>> BEGIN
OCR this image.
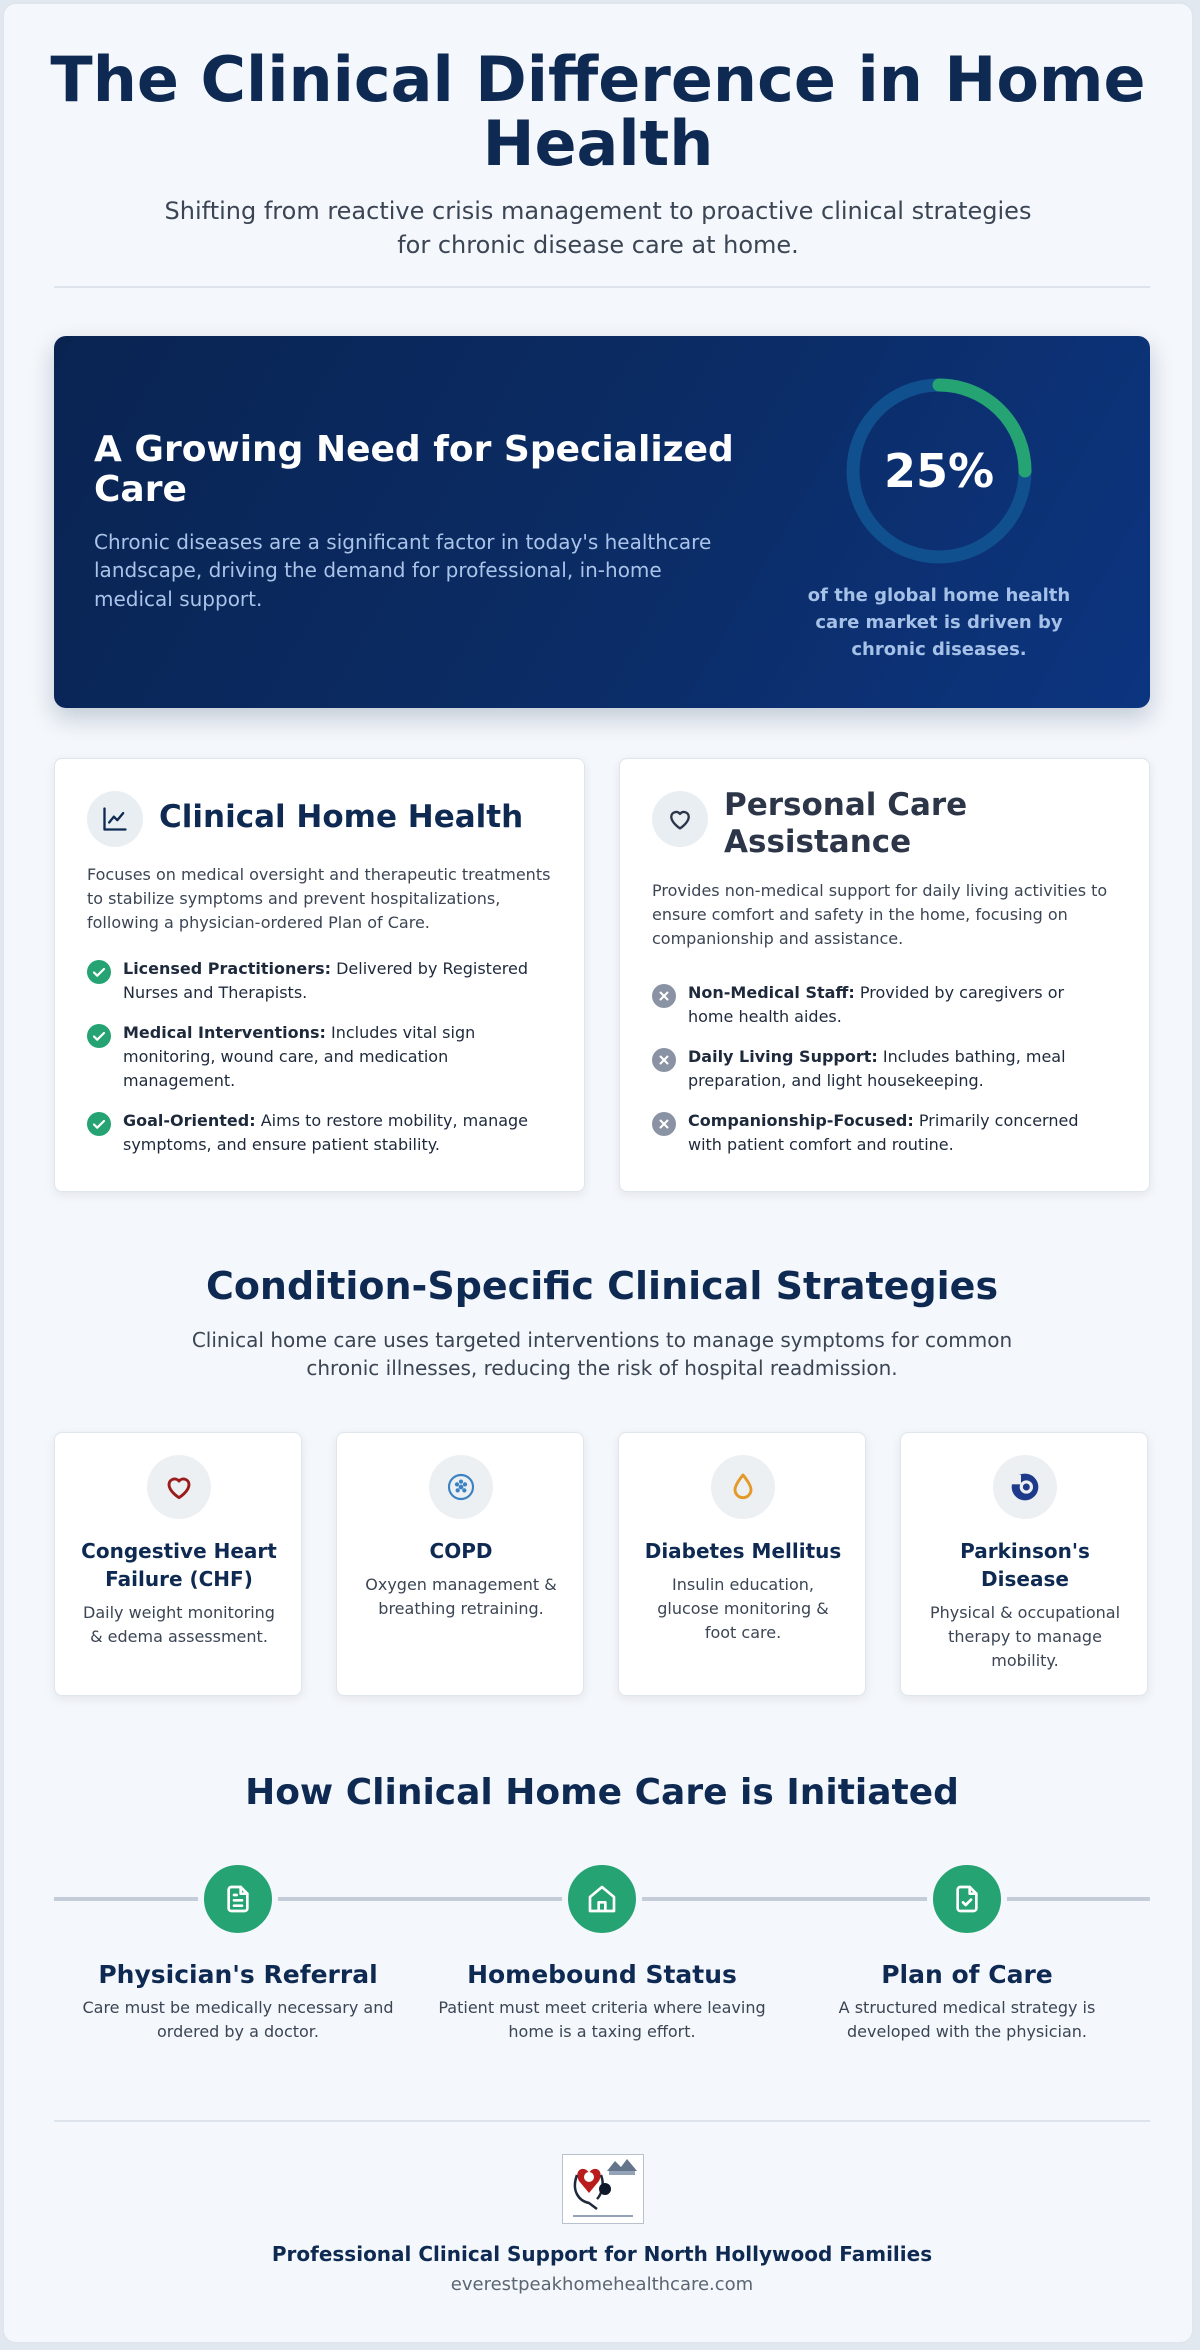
The Clinical Difference in Home Health

Shifting from reactive crisis management to proactive clinical strategies for chronic disease care at home.

A Growing Need for Specialized Care

Chronic diseases are a significant factor in today's healthcare landscape, driving the demand for professional, in-home medical support.

25%
of the global home health care market is driven by chronic diseases.
Clinical Home Health

Focuses on medical oversight and therapeutic treatments to stabilize symptoms and prevent hospitalizations, following a physician-ordered Plan of Care.

Licensed Practitioners: Delivered by Registered Nurses and Therapists.
Medical Interventions: Includes vital sign monitoring, wound care, and medication management.
Goal-Oriented: Aims to restore mobility, manage symptoms, and ensure patient stability.
Personal Care Assistance

Provides non-medical support for daily living activities to ensure comfort and safety in the home, focusing on companionship and assistance.

Non-Medical Staff: Provided by caregivers or home health aides.
Daily Living Support: Includes bathing, meal preparation, and light housekeeping.
Companionship-Focused: Primarily concerned with patient comfort and routine.
Condition-Specific Clinical Strategies

Clinical home care uses targeted interventions to manage symptoms for common chronic illnesses, reducing the risk of hospital readmission.

Congestive Heart Failure (CHF)

Daily weight monitoring & edema assessment.

COPD

Oxygen management & breathing retraining.

Diabetes Mellitus

Insulin education, glucose monitoring & foot care.

Parkinson's Disease

Physical & occupational therapy to manage mobility.

How Clinical Home Care is Initiated
Physician's Referral

Care must be medically necessary and ordered by a doctor.

Homebound Status

Patient must meet criteria where leaving home is a taxing effort.

Plan of Care

A structured medical strategy is developed with the physician.

Professional Clinical Support for North Hollywood Families

everestpeakhomehealthcare.com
>> END
Output the records above exactly as they are, leaving out the pictures.

TASK RESPONSE:
OCR this image.
The Clinical Difference in Home Health

Shifting from reactive crisis management to proactive clinical strategies for chronic disease care at home.

A Growing Need for Specialized Care

Chronic diseases are a significant factor in today's healthcare landscape, driving the demand for professional, in-home medical support.

25%
of the global home health care market is driven by chronic diseases.
Clinical Home Health

Focuses on medical oversight and therapeutic treatments to stabilize symptoms and prevent hospitalizations, following a physician-ordered Plan of Care.

Licensed Practitioners: Delivered by Registered Nurses and Therapists.
Medical Interventions: Includes vital sign monitoring, wound care, and medication management.
Goal-Oriented: Aims to restore mobility, manage symptoms, and ensure patient stability.
Personal Care Assistance

Provides non-medical support for daily living activities to ensure comfort and safety in the home, focusing on companionship and assistance.

Non-Medical Staff: Provided by caregivers or home health aides.
Daily Living Support: Includes bathing, meal preparation, and light housekeeping.
Companionship-Focused: Primarily concerned with patient comfort and routine.
Condition-Specific Clinical Strategies

Clinical home care uses targeted interventions to manage symptoms for common chronic illnesses, reducing the risk of hospital readmission.

Congestive Heart Failure (CHF)

Daily weight monitoring & edema assessment.

COPD

Oxygen management & breathing retraining.

Diabetes Mellitus

Insulin education, glucose monitoring & foot care.

Parkinson's Disease

Physical & occupational therapy to manage mobility.

How Clinical Home Care is Initiated
Physician's Referral

Care must be medically necessary and ordered by a doctor.

Homebound Status

Patient must meet criteria where leaving home is a taxing effort.

Plan of Care

A structured medical strategy is developed with the physician.

Professional Clinical Support for North Hollywood Families

everestpeakhomehealthcare.com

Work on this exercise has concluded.